**Data**
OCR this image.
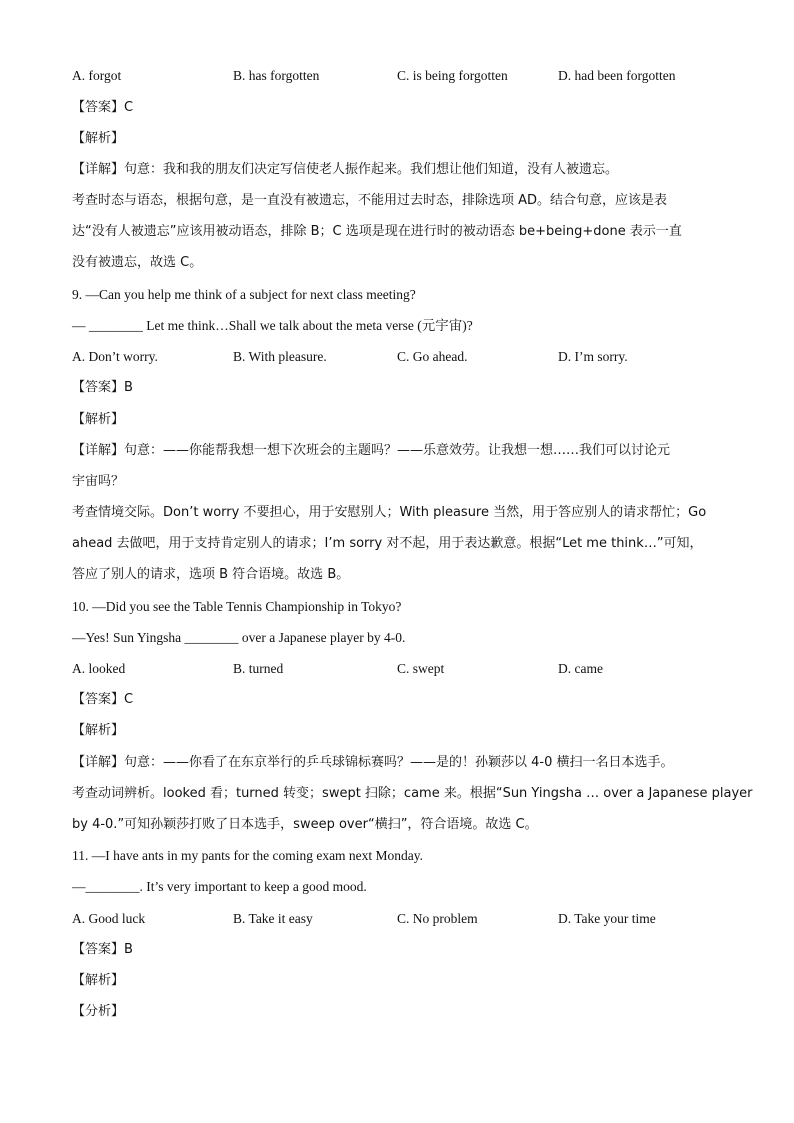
A. forgot	B. has forgotten	C. is being forgotten	D. had been forgotten
【答案】C
【解析】
【详解】句意：我和我的朋友们决定写信使老人振作起来。我们想让他们知道，没有人被遗忘。
考查时态与语态，根据句意，是一直没有被遗忘，不能用过去时态，排除选项 AD。结合句意，应该是表
达“没有人被遗忘”应该用被动语态，排除 B；C 选项是现在进行时的被动语态 be+being+done 表示一直
没有被遗忘，故选 C。
9. —Can you help me think of a subject for next class meeting?
— ________ Let me think…Shall we talk about the meta verse (元宇宙)?
A. Don’t worry.	B. With pleasure.	C. Go ahead.	D. I’m sorry.
【答案】B
【解析】
【详解】句意：——你能帮我想一想下次班会的主题吗？——乐意效劳。让我想一想……我们可以讨论元
宇宙吗？
考查情境交际。Don’t worry 不要担心，用于安慰别人；With pleasure 当然，用于答应别人的请求帮忙；Go
ahead 去做吧，用于支持肯定别人的请求；I’m sorry 对不起，用于表达歉意。根据“Let me think…”可知，
答应了别人的请求，选项 B 符合语境。故选 B。
10. —Did you see the Table Tennis Championship in Tokyo?
—Yes! Sun Yingsha ________ over a Japanese player by 4-0.
A. looked	B. turned	C. swept	D. came
【答案】C
【解析】
【详解】句意：——你看了在东京举行的乒乓球锦标赛吗？——是的！孙颖莎以 4-0 横扫一名日本选手。
考查动词辨析。looked 看；turned 转变；swept 扫除；came 来。根据“Sun Yingsha … over a Japanese player
by 4-0.”可知孙颖莎打败了日本选手，sweep over“横扫”，符合语境。故选 C。
11. —I have ants in my pants for the coming exam next Monday.
—________. It’s very important to keep a good mood.
A. Good luck	B. Take it easy	C. No problem	D. Take your time
【答案】B
【解析】
【分析】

**Prompt**
Print each record exactly as it stands, leaving the images out.

**Complete output**
OCR this image.
A. forgot	B. has forgotten	C. is being forgotten	D. had been forgotten
【答案】C
【解析】
【详解】句意：我和我的朋友们决定写信使老人振作起来。我们想让他们知道，没有人被遗忘。
考查时态与语态，根据句意，是一直没有被遗忘，不能用过去时态，排除选项 AD。结合句意，应该是表
达“没有人被遗忘”应该用被动语态，排除 B；C 选项是现在进行时的被动语态 be+being+done 表示一直
没有被遗忘，故选 C。
9. —Can you help me think of a subject for next class meeting?
— ________ Let me think…Shall we talk about the meta verse (元宇宙)?
A. Don’t worry.	B. With pleasure.	C. Go ahead.	D. I’m sorry.
【答案】B
【解析】
【详解】句意：——你能帮我想一想下次班会的主题吗？——乐意效劳。让我想一想……我们可以讨论元
宇宙吗？
考查情境交际。Don’t worry 不要担心，用于安慰别人；With pleasure 当然，用于答应别人的请求帮忙；Go
ahead 去做吧，用于支持肯定别人的请求；I’m sorry 对不起，用于表达歉意。根据“Let me think…”可知，
答应了别人的请求，选项 B 符合语境。故选 B。
10. —Did you see the Table Tennis Championship in Tokyo?
—Yes! Sun Yingsha ________ over a Japanese player by 4-0.
A. looked	B. turned	C. swept	D. came
【答案】C
【解析】
【详解】句意：——你看了在东京举行的乒乓球锦标赛吗？——是的！孙颖莎以 4-0 横扫一名日本选手。
考查动词辨析。looked 看；turned 转变；swept 扫除；came 来。根据“Sun Yingsha … over a Japanese player
by 4-0.”可知孙颖莎打败了日本选手，sweep over“横扫”，符合语境。故选 C。
11. —I have ants in my pants for the coming exam next Monday.
—________. It’s very important to keep a good mood.
A. Good luck	B. Take it easy	C. No problem	D. Take your time
【答案】B
【解析】
【分析】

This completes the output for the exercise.